§ **Task brief**
In the entries that follow, how many lines contain "Volumen"? Answer with the number only.

§ **Extracted information**
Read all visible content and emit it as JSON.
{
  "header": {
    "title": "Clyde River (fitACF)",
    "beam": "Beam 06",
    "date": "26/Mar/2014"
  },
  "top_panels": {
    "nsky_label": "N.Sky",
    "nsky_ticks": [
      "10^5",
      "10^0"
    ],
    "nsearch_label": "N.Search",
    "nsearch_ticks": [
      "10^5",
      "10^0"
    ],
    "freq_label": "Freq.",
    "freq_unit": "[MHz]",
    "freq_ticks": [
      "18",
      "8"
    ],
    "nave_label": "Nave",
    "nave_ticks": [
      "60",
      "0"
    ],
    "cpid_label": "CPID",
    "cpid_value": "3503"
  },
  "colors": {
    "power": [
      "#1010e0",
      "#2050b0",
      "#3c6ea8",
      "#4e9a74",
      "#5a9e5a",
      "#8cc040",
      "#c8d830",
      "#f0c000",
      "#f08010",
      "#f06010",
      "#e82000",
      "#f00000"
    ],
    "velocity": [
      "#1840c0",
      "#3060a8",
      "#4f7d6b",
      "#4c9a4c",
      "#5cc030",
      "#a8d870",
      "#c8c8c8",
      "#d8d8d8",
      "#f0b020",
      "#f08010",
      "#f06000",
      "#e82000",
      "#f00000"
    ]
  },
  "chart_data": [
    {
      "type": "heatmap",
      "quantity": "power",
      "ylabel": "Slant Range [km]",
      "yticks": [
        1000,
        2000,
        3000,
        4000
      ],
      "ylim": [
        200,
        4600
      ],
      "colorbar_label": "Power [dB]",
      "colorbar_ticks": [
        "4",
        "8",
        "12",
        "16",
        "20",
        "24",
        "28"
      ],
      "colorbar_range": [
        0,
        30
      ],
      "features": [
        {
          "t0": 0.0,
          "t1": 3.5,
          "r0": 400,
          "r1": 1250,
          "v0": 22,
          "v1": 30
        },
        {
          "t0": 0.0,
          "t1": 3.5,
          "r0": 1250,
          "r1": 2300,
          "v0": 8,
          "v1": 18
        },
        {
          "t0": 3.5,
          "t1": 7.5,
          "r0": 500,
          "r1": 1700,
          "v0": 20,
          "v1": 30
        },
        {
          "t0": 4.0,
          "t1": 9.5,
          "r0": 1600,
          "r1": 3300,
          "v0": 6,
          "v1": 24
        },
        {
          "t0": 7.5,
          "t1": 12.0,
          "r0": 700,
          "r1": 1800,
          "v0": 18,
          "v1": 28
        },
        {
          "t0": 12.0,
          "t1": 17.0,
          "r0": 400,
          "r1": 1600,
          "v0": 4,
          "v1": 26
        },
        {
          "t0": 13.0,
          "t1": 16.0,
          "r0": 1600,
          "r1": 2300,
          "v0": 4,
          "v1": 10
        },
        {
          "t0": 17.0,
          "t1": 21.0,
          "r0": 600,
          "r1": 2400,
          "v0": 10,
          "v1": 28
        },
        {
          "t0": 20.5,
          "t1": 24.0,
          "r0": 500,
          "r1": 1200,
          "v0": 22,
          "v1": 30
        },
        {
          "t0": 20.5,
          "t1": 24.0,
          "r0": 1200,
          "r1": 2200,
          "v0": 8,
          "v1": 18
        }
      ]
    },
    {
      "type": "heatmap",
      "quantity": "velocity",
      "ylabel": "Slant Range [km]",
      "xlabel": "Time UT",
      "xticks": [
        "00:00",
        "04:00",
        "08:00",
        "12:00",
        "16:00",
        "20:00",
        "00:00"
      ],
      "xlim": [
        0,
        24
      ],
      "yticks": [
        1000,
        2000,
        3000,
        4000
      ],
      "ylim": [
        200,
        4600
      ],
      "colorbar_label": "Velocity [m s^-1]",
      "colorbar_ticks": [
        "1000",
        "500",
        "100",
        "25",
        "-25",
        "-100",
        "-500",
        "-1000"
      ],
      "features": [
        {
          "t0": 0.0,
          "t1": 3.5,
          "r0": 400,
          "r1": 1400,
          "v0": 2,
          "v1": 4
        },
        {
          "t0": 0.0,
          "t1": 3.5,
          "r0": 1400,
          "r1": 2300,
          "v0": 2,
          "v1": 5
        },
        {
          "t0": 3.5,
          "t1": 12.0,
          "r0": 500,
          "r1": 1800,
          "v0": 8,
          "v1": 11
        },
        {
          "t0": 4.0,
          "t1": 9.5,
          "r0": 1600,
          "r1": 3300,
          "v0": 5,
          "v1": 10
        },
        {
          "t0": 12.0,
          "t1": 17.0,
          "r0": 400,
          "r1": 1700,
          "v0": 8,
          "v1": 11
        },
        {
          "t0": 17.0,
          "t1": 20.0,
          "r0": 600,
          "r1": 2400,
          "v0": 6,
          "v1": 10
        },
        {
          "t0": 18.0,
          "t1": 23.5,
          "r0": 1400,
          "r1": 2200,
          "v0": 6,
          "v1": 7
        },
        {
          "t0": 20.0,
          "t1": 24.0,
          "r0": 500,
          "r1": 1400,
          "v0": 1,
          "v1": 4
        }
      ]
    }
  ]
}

...

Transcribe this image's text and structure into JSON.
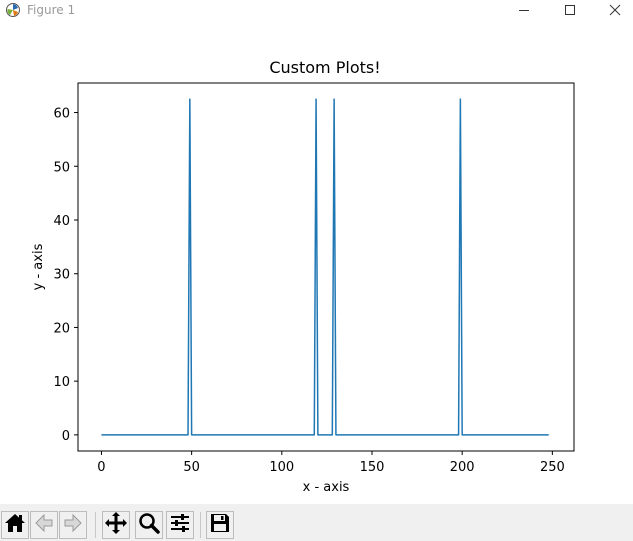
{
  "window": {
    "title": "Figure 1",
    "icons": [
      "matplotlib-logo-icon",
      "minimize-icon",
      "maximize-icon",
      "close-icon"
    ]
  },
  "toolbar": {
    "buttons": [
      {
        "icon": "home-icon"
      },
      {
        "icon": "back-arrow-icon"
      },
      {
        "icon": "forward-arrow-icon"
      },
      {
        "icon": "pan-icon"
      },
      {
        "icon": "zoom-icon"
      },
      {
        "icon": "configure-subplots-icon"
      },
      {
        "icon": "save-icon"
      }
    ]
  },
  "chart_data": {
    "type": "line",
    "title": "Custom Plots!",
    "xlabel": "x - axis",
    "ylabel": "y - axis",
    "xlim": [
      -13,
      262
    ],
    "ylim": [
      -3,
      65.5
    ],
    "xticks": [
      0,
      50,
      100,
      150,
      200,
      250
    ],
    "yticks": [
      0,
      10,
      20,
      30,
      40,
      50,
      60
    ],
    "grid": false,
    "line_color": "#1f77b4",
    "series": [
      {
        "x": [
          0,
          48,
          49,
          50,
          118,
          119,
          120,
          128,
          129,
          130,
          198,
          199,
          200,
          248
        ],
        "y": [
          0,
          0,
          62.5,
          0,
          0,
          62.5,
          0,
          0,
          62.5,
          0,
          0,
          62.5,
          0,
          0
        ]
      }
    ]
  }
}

==

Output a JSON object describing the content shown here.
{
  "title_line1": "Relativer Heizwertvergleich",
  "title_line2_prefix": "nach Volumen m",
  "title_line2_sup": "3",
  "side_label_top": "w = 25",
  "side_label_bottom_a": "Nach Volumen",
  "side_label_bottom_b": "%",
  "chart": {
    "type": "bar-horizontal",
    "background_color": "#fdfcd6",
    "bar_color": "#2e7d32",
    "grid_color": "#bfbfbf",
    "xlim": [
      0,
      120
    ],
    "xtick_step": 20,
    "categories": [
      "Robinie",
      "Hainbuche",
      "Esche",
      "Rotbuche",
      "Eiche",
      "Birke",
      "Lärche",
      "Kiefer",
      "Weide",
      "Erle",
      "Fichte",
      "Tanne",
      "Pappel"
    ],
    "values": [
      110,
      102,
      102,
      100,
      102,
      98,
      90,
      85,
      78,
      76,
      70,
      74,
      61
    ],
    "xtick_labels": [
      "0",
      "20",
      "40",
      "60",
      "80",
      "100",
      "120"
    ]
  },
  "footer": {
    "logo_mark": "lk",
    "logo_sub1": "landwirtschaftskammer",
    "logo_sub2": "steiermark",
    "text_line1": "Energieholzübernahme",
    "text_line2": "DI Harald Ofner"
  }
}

§ **Completed task**
2